[start RECORDS PROVIDED]
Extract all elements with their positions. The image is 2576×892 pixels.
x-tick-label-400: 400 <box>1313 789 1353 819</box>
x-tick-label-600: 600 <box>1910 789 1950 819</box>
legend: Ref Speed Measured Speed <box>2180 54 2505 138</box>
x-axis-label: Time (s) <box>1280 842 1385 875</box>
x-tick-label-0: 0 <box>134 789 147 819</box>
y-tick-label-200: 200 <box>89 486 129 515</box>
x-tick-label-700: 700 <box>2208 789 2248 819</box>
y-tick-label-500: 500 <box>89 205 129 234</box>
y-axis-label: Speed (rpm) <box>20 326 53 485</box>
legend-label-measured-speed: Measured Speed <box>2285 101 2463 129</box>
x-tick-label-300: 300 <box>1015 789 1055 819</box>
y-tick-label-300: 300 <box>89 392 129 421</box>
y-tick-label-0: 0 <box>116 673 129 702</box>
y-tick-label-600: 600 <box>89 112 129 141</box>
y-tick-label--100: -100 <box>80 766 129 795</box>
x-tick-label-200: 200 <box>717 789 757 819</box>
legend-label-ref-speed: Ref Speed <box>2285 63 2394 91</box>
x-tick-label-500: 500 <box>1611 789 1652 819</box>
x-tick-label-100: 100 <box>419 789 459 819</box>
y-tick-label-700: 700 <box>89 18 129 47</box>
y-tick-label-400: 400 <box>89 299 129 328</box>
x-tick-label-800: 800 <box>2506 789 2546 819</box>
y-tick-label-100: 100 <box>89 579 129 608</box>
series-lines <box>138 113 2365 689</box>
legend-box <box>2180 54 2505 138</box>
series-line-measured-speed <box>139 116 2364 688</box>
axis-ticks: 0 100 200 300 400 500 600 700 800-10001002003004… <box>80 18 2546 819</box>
[end RECORDS PROVIDED]
GOAL
Update the data above by replacing "rpm" with "r/min" wherever it occurs, leaving all other text as it is.

TASK RESPONSE
Extract all elements with their positions. The image is 2576×892 pixels.
x-tick-label-400: 400 <box>1313 789 1353 819</box>
x-tick-label-600: 600 <box>1910 789 1950 819</box>
legend: Ref Speed Measured Speed <box>2180 54 2505 138</box>
x-axis-label: Time (s) <box>1280 842 1385 875</box>
x-tick-label-0: 0 <box>134 789 147 819</box>
y-tick-label-200: 200 <box>89 486 129 515</box>
x-tick-label-700: 700 <box>2208 789 2248 819</box>
y-tick-label-500: 500 <box>89 205 129 234</box>
y-axis-label: Speed (r/min) <box>20 326 53 485</box>
legend-label-measured-speed: Measured Speed <box>2285 101 2463 129</box>
x-tick-label-300: 300 <box>1015 789 1055 819</box>
y-tick-label-300: 300 <box>89 392 129 421</box>
y-tick-label-0: 0 <box>116 673 129 702</box>
y-tick-label-600: 600 <box>89 112 129 141</box>
y-tick-label--100: -100 <box>80 766 129 795</box>
x-tick-label-200: 200 <box>717 789 757 819</box>
legend-label-ref-speed: Ref Speed <box>2285 63 2394 91</box>
x-tick-label-500: 500 <box>1611 789 1652 819</box>
x-tick-label-100: 100 <box>419 789 459 819</box>
y-tick-label-700: 700 <box>89 18 129 47</box>
y-tick-label-400: 400 <box>89 299 129 328</box>
x-tick-label-800: 800 <box>2506 789 2546 819</box>
y-tick-label-100: 100 <box>89 579 129 608</box>
series-lines <box>138 113 2365 689</box>
legend-box <box>2180 54 2505 138</box>
series-line-measured-speed <box>139 116 2364 688</box>
axis-ticks: 0 100 200 300 400 500 600 700 800-10001002003004… <box>80 18 2546 819</box>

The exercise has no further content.